Exercise – Pick out the lines below that contain the string "JSON" and copy them all.

Given information –
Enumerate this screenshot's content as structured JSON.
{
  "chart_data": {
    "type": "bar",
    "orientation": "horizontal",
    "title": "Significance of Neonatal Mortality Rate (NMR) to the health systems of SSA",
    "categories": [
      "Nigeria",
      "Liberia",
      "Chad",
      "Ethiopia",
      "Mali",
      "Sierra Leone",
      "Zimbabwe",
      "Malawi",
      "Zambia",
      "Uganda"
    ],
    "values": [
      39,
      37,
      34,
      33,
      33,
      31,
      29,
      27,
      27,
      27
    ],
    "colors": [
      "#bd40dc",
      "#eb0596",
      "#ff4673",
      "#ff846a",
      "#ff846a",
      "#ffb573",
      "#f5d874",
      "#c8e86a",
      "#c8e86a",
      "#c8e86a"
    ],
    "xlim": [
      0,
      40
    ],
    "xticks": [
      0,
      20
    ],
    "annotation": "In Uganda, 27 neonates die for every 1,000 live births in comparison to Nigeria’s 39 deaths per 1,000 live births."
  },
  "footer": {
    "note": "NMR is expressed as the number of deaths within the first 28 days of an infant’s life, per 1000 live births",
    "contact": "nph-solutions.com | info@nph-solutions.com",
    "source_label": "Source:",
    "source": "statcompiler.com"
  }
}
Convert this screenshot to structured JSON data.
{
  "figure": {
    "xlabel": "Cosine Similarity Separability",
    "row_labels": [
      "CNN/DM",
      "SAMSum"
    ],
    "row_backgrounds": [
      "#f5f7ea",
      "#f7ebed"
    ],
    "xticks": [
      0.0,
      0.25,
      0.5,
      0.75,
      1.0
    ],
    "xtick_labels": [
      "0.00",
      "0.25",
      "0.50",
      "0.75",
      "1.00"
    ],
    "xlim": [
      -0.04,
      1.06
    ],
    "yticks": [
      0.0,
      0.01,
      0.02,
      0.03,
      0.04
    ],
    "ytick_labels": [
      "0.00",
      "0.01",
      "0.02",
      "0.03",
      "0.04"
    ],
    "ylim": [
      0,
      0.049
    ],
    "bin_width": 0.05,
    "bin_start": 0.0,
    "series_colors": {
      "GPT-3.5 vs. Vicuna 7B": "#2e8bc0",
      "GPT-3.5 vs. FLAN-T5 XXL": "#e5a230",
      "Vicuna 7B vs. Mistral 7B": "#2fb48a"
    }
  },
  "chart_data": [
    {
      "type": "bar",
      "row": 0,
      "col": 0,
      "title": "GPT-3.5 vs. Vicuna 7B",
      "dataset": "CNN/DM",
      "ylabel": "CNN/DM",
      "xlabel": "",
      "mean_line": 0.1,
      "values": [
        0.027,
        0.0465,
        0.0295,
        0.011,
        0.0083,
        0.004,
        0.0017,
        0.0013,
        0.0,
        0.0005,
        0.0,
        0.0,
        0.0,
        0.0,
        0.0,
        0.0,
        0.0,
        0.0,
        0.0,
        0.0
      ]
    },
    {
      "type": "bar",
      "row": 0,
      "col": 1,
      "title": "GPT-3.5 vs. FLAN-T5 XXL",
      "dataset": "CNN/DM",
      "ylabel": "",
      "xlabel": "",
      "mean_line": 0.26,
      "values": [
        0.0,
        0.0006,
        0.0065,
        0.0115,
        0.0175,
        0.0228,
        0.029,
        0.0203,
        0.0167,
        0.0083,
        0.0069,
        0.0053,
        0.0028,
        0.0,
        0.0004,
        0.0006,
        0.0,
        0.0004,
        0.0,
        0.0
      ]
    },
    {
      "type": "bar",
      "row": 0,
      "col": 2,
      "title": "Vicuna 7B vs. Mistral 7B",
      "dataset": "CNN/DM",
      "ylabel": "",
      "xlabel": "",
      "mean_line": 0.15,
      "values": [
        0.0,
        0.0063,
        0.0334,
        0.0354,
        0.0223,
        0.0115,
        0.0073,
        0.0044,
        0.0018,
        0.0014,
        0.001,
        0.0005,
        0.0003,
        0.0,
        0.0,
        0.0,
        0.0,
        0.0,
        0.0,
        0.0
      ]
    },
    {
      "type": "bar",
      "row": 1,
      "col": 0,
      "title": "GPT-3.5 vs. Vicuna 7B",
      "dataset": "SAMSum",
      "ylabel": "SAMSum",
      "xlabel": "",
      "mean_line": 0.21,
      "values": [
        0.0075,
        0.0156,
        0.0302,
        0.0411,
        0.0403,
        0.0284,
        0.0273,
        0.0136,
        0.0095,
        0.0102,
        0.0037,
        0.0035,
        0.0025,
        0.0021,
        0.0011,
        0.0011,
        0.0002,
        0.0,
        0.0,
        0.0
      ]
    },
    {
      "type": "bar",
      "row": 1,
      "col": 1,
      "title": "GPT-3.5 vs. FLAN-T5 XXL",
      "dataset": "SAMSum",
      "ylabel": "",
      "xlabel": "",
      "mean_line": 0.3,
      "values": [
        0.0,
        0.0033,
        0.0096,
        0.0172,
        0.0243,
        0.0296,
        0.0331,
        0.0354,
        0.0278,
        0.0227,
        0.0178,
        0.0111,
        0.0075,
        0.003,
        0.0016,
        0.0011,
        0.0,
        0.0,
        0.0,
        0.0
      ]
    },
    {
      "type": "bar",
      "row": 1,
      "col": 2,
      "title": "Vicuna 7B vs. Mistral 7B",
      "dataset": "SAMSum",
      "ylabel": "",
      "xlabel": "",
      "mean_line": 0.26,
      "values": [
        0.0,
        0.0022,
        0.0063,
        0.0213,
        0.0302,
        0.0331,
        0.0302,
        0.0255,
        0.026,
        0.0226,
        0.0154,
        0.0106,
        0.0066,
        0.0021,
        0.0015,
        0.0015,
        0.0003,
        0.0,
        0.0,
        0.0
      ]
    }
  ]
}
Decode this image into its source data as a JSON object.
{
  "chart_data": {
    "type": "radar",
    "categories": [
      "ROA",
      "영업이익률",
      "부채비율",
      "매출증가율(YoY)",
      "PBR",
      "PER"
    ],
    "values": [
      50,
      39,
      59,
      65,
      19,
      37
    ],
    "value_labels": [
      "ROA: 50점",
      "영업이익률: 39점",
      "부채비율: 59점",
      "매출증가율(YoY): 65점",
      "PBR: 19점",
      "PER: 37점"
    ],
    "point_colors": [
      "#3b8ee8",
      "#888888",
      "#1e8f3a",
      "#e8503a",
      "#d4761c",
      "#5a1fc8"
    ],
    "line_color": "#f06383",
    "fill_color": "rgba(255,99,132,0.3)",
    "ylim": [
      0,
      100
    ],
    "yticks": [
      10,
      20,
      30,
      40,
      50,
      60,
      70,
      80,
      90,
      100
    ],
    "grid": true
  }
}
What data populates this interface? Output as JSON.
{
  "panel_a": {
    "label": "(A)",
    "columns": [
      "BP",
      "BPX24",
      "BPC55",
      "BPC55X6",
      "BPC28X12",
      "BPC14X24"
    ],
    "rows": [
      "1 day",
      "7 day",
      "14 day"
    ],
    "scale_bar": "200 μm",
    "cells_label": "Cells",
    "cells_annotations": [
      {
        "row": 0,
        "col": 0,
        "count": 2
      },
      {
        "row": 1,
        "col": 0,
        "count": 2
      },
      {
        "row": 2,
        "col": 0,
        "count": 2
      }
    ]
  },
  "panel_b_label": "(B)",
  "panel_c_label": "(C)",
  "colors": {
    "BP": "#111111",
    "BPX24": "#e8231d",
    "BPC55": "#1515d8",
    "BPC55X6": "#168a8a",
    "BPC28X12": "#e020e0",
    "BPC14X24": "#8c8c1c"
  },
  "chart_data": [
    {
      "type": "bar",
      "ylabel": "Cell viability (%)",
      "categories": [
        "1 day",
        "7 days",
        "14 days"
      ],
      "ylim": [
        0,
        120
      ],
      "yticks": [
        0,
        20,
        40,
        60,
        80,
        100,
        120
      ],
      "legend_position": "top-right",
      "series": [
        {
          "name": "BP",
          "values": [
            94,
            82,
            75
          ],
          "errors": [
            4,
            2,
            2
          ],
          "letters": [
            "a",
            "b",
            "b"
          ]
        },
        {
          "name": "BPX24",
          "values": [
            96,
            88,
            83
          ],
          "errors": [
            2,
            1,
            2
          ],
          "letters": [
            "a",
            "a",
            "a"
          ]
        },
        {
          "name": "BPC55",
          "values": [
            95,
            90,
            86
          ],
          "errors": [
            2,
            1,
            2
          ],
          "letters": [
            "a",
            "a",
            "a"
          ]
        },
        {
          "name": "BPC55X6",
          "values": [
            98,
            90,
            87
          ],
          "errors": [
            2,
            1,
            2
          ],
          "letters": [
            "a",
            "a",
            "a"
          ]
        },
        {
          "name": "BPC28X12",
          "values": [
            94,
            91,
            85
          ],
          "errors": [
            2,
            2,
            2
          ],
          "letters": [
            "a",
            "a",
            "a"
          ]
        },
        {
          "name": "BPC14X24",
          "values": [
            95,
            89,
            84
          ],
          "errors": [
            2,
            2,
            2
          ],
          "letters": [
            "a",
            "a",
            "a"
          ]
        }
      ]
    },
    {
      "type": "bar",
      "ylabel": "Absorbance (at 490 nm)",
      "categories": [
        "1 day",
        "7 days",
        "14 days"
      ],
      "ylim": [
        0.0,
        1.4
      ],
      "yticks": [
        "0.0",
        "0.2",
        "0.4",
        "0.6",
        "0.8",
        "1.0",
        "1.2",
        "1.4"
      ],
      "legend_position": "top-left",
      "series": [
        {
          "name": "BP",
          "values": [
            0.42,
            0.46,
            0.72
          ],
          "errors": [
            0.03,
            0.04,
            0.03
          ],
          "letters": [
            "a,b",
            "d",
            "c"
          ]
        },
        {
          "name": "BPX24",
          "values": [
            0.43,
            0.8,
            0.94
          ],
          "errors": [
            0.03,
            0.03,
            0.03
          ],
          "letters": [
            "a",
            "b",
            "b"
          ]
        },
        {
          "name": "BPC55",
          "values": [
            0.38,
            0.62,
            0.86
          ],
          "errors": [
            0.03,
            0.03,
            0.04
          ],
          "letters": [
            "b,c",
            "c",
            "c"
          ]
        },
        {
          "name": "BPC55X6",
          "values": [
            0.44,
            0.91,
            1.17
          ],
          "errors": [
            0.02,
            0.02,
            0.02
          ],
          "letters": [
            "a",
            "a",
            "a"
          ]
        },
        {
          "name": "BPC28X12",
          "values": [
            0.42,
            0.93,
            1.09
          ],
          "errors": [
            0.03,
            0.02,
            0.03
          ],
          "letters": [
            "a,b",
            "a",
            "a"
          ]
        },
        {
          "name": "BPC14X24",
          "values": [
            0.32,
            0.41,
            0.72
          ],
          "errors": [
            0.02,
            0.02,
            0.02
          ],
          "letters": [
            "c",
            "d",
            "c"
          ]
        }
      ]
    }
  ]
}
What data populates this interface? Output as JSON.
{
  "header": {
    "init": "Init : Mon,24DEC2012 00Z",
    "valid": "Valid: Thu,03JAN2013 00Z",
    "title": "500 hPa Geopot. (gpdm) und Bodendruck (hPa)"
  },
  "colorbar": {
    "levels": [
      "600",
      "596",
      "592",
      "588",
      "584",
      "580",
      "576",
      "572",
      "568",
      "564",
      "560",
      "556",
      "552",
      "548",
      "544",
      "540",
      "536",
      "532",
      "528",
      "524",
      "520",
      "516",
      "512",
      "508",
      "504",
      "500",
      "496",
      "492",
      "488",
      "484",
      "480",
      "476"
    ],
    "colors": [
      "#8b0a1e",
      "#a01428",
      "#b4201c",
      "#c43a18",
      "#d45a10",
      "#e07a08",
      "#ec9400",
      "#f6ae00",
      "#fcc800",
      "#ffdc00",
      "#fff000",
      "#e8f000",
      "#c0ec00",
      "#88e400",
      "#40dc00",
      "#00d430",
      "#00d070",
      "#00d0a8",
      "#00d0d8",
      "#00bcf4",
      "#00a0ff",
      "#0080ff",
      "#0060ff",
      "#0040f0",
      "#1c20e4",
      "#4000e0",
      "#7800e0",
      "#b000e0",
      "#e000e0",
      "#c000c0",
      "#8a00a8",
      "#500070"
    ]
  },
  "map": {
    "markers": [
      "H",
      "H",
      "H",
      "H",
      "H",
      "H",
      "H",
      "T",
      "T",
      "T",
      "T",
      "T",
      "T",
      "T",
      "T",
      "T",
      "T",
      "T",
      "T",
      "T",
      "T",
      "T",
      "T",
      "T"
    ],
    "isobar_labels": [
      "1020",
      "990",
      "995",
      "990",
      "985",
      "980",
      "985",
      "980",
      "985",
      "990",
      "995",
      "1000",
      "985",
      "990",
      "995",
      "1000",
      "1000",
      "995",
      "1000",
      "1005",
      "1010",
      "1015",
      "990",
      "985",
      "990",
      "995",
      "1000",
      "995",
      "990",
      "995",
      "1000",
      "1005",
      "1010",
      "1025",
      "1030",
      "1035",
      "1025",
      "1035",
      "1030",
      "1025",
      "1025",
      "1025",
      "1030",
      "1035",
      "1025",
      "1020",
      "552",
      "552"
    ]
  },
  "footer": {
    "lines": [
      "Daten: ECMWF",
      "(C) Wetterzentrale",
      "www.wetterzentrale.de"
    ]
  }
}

Correct response –
Enumerate this screenshot's content as structured JSON.
Convert this screenshot to structured JSON data.
Decode this image into its source data as a JSON object.
What data populates this interface? Output as JSON.
What data populates this interface? Output as JSON.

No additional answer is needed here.